Stored items:
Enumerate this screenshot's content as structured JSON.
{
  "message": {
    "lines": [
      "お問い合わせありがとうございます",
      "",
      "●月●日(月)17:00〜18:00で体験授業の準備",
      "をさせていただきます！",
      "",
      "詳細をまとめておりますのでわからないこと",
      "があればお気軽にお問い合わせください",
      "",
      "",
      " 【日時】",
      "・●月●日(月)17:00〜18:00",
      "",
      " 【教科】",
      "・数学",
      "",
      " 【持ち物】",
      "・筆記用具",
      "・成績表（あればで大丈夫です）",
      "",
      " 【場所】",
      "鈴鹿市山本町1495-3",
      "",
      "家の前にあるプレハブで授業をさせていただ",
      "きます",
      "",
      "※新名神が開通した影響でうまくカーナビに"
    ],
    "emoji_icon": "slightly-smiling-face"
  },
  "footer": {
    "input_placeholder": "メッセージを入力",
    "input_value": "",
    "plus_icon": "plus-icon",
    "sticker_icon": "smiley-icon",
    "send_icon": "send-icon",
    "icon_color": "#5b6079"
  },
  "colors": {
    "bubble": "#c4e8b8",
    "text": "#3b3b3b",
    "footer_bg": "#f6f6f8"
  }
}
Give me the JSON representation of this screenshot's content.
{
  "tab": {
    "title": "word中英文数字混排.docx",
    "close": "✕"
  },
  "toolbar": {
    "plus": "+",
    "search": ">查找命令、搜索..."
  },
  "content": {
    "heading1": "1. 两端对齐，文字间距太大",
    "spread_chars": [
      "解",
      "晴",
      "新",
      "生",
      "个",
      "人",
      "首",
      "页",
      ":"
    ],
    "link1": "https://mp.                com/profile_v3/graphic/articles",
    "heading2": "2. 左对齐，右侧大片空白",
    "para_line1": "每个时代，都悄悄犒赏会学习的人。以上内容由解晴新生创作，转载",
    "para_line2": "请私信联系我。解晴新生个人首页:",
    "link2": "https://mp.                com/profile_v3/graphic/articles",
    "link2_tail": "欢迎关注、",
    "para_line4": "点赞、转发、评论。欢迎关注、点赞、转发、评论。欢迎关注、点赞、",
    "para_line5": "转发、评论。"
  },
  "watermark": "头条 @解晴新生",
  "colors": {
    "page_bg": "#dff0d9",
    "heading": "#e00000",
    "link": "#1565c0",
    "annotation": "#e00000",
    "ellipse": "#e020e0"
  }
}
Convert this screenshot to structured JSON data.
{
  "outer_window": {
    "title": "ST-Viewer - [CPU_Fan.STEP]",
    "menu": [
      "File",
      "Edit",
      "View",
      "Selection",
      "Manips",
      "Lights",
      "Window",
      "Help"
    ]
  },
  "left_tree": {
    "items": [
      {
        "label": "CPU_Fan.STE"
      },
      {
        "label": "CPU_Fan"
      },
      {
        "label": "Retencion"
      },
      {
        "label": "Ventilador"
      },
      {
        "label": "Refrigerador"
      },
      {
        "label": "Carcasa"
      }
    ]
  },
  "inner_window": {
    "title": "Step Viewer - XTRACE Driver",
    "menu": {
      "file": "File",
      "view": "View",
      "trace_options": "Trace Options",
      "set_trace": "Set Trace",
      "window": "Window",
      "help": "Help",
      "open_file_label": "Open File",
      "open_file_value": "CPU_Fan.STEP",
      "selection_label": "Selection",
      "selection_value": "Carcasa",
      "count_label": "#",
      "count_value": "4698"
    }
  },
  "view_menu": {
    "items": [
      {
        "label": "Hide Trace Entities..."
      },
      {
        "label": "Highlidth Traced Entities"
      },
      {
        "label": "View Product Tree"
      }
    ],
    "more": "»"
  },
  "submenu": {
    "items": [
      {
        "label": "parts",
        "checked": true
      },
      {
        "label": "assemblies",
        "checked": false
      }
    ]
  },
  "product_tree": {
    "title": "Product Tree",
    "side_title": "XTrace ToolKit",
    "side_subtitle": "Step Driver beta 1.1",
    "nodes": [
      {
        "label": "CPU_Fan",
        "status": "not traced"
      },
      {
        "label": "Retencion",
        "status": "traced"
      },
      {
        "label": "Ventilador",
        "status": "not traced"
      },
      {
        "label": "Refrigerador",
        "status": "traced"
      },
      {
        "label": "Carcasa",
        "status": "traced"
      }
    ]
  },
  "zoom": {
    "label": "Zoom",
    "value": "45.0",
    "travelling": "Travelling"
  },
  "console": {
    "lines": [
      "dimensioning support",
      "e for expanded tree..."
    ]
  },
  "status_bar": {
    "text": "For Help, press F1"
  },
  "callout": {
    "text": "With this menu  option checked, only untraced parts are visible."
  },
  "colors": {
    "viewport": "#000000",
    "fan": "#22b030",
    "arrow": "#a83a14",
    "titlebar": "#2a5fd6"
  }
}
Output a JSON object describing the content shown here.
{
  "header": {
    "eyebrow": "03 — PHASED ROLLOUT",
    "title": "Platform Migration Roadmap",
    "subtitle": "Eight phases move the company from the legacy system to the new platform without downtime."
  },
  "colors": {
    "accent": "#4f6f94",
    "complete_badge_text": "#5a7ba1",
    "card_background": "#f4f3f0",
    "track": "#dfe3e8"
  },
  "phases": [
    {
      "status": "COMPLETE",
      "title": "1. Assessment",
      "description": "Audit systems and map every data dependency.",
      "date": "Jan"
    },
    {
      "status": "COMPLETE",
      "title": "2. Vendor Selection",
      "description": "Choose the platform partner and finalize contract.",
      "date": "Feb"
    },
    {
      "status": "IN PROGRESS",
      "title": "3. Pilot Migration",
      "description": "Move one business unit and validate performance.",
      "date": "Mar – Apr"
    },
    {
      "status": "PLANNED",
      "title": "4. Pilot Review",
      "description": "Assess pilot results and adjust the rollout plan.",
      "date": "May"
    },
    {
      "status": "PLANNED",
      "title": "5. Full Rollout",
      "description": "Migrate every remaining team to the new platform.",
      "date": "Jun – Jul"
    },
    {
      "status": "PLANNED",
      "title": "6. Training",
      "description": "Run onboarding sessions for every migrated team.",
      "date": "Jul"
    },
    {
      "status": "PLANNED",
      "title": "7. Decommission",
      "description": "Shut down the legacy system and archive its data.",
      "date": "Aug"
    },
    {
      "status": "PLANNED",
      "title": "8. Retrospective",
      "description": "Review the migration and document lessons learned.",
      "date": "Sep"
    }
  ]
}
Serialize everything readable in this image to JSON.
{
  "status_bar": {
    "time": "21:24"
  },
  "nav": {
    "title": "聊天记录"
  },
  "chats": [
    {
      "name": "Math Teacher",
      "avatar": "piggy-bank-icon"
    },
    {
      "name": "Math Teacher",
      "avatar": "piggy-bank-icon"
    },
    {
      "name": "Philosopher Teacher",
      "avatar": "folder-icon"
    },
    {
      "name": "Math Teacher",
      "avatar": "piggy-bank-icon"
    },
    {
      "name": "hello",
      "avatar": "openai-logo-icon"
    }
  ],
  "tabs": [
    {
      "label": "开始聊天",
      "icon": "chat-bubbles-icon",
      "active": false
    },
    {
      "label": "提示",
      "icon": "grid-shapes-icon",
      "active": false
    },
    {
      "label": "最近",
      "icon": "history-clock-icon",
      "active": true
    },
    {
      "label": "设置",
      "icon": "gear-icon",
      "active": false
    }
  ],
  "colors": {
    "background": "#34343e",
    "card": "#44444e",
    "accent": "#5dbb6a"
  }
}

▸ Request
List every line in the records above that contains the word "https".

▸ Expected answer
    "link1": "https://mp.                com/profile_v3/graphic/articles",
    "link2": "https://mp.                com/profile_v3/graphic/articles",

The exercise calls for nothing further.